(Collection entries)
►

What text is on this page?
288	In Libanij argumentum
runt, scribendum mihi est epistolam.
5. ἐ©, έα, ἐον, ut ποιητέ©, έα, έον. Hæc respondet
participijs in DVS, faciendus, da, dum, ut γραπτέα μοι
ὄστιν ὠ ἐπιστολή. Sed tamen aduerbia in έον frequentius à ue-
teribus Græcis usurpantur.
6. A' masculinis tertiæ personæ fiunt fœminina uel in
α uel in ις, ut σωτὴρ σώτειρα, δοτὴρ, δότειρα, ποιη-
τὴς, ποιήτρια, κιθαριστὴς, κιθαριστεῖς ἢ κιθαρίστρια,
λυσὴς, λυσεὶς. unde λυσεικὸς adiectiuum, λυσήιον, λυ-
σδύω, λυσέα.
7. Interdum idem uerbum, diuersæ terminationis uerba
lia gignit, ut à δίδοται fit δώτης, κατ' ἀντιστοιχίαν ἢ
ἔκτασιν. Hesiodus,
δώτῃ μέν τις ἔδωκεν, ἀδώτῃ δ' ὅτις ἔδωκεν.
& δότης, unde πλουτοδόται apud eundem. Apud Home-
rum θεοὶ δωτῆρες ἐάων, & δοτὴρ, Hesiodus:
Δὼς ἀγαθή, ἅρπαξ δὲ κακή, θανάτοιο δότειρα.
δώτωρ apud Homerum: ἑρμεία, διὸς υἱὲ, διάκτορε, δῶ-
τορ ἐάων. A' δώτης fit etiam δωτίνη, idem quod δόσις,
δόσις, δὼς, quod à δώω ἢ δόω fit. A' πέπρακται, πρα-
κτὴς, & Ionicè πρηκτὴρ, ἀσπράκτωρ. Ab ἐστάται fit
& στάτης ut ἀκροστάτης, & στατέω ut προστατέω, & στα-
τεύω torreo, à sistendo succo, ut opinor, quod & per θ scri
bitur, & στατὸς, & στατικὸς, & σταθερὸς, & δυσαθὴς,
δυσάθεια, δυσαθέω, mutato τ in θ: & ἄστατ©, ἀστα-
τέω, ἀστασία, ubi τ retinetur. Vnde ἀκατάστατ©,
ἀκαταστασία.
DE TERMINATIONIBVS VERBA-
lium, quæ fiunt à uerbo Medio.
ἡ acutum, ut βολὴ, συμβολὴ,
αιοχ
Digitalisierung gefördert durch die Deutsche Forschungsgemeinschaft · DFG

◄

Work instructions: Provide an exact reproduction of all the entries shown above.

Exercise output:
What text is on this page?
288	In Libanij argumentum
runt, scribendum mihi est epistolam.
5. ἐ©, έα, ἐον, ut ποιητέ©, έα, έον. Hæc respondet
participijs in DVS, faciendus, da, dum, ut γραπτέα μοι
ὄστιν ὠ ἐπιστολή. Sed tamen aduerbia in έον frequentius à ue-
teribus Græcis usurpantur.
6. A' masculinis tertiæ personæ fiunt fœminina uel in
α uel in ις, ut σωτὴρ σώτειρα, δοτὴρ, δότειρα, ποιη-
τὴς, ποιήτρια, κιθαριστὴς, κιθαριστεῖς ἢ κιθαρίστρια,
λυσὴς, λυσεὶς. unde λυσεικὸς adiectiuum, λυσήιον, λυ-
σδύω, λυσέα.
7. Interdum idem uerbum, diuersæ terminationis uerba
lia gignit, ut à δίδοται fit δώτης, κατ' ἀντιστοιχίαν ἢ
ἔκτασιν. Hesiodus,
δώτῃ μέν τις ἔδωκεν, ἀδώτῃ δ' ὅτις ἔδωκεν.
& δότης, unde πλουτοδόται apud eundem. Apud Home-
rum θεοὶ δωτῆρες ἐάων, & δοτὴρ, Hesiodus:
Δὼς ἀγαθή, ἅρπαξ δὲ κακή, θανάτοιο δότειρα.
δώτωρ apud Homerum: ἑρμεία, διὸς υἱὲ, διάκτορε, δῶ-
τορ ἐάων. A' δώτης fit etiam δωτίνη, idem quod δόσις,
δόσις, δὼς, quod à δώω ἢ δόω fit. A' πέπρακται, πρα-
κτὴς, & Ionicè πρηκτὴρ, ἀσπράκτωρ. Ab ἐστάται fit
& στάτης ut ἀκροστάτης, & στατέω ut προστατέω, & στα-
τεύω torreo, à sistendo succo, ut opinor, quod & per θ scri
bitur, & στατὸς, & στατικὸς, & σταθερὸς, & δυσαθὴς,
δυσάθεια, δυσαθέω, mutato τ in θ: & ἄστατ©, ἀστα-
τέω, ἀστασία, ubi τ retinetur. Vnde ἀκατάστατ©,
ἀκαταστασία.
DE TERMINATIONIBVS VERBA-
lium, quæ fiunt à uerbo Medio.
ἡ acutum, ut βολὴ, συμβολὴ,
αιοχ
Digitalisierung gefördert durch die Deutsche Forschungsgemeinschaft · DFG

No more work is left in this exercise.